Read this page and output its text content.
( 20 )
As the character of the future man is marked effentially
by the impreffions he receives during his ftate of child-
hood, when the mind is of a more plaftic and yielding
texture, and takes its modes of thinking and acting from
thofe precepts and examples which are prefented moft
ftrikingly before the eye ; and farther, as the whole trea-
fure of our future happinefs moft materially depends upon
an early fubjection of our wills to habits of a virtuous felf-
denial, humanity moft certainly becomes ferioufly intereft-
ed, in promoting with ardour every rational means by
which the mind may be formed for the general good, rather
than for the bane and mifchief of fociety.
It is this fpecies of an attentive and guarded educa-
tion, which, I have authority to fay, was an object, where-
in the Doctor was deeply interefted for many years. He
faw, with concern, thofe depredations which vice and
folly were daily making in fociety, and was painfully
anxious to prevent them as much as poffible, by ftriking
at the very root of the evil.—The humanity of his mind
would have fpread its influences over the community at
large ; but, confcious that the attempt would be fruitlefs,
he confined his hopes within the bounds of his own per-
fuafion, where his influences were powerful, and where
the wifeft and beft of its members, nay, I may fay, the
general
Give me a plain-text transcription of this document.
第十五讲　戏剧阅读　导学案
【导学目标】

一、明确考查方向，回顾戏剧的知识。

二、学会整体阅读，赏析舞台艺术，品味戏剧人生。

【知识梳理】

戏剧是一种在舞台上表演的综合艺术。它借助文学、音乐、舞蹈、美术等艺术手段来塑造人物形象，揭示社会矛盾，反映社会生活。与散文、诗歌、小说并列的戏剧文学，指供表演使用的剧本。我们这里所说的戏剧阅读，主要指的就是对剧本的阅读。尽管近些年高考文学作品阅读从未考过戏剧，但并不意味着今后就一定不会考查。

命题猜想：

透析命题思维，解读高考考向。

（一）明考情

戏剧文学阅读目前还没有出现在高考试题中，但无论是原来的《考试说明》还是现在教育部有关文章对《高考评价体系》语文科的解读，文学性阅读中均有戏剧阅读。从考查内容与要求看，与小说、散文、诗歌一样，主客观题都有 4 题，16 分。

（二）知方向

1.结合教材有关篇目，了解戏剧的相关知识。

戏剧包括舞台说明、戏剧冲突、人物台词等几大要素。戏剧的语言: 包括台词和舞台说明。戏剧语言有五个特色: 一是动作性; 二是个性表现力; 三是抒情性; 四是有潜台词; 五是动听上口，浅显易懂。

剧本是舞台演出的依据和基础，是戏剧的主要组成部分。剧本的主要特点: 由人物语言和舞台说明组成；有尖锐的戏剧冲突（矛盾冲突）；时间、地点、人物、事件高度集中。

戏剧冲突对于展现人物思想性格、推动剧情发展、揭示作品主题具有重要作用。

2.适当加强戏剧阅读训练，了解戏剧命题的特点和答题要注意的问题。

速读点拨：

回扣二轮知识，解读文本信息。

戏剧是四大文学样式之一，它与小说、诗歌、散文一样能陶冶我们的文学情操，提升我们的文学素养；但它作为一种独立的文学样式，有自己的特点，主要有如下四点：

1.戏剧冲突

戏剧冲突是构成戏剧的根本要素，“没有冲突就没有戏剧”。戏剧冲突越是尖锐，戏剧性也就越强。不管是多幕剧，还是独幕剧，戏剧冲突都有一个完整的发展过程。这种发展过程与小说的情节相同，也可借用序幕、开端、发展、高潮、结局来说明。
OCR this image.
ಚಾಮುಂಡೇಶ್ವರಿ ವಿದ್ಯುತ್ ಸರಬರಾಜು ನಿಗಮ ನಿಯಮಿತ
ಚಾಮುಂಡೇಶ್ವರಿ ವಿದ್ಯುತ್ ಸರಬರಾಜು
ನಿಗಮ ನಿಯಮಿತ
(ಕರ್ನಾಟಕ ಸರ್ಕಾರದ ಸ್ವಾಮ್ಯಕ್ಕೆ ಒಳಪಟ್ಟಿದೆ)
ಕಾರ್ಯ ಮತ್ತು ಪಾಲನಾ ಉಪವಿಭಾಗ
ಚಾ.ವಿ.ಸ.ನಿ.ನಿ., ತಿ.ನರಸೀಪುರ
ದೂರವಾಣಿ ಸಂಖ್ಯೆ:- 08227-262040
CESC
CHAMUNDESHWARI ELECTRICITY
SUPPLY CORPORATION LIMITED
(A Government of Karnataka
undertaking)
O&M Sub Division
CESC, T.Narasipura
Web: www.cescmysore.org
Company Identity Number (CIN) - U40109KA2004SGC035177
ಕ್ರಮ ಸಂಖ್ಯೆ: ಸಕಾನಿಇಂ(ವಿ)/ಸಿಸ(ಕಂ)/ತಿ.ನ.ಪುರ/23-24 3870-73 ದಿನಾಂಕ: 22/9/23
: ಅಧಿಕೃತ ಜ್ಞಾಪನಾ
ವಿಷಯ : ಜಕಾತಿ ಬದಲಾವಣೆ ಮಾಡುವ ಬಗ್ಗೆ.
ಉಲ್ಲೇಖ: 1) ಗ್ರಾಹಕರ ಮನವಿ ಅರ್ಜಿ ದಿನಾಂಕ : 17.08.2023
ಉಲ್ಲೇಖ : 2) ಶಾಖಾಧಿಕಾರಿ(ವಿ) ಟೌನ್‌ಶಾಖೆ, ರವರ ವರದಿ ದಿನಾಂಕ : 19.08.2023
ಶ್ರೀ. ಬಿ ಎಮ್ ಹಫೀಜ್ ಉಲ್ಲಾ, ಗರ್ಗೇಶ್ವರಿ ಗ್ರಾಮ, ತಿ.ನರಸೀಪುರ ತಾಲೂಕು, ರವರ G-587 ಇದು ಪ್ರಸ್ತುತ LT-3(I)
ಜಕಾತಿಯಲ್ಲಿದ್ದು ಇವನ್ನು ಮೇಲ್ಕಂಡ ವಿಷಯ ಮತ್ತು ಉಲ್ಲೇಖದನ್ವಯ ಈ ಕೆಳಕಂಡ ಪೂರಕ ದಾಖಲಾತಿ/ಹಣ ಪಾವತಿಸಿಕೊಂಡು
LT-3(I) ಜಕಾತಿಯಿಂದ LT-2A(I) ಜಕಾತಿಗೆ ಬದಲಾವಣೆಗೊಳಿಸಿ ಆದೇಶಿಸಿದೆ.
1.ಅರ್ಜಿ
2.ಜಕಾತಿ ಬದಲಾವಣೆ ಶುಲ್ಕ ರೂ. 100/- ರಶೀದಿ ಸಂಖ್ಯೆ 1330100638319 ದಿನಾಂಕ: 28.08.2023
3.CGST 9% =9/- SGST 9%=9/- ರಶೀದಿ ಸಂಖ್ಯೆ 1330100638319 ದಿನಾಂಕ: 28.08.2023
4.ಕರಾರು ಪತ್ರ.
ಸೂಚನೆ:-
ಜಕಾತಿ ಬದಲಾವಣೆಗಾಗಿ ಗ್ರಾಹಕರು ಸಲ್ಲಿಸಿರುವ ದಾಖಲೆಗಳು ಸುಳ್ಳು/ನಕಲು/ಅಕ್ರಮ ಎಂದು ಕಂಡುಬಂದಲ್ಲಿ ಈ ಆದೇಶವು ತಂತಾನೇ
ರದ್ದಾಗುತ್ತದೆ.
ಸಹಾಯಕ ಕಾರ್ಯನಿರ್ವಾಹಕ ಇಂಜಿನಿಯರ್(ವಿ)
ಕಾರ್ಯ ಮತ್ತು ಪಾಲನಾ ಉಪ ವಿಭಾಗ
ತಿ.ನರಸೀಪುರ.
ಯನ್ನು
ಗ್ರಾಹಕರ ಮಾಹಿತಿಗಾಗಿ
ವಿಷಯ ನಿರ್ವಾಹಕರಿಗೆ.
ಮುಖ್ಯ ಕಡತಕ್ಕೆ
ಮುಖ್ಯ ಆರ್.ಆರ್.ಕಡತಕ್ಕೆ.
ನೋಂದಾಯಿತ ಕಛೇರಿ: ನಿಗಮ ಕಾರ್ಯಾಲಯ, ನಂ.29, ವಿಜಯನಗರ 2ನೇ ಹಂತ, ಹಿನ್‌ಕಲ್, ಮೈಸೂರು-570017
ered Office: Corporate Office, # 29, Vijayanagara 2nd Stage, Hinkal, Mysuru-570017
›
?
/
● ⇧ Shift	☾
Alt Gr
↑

***

◆ **Task to carry out**: In the listing, find every line containing the word "where" and list it.

◆ **Correct answer**:
tion, which, I have authority to fay, was an object, where-
fuafion, where his influences were powerful, and where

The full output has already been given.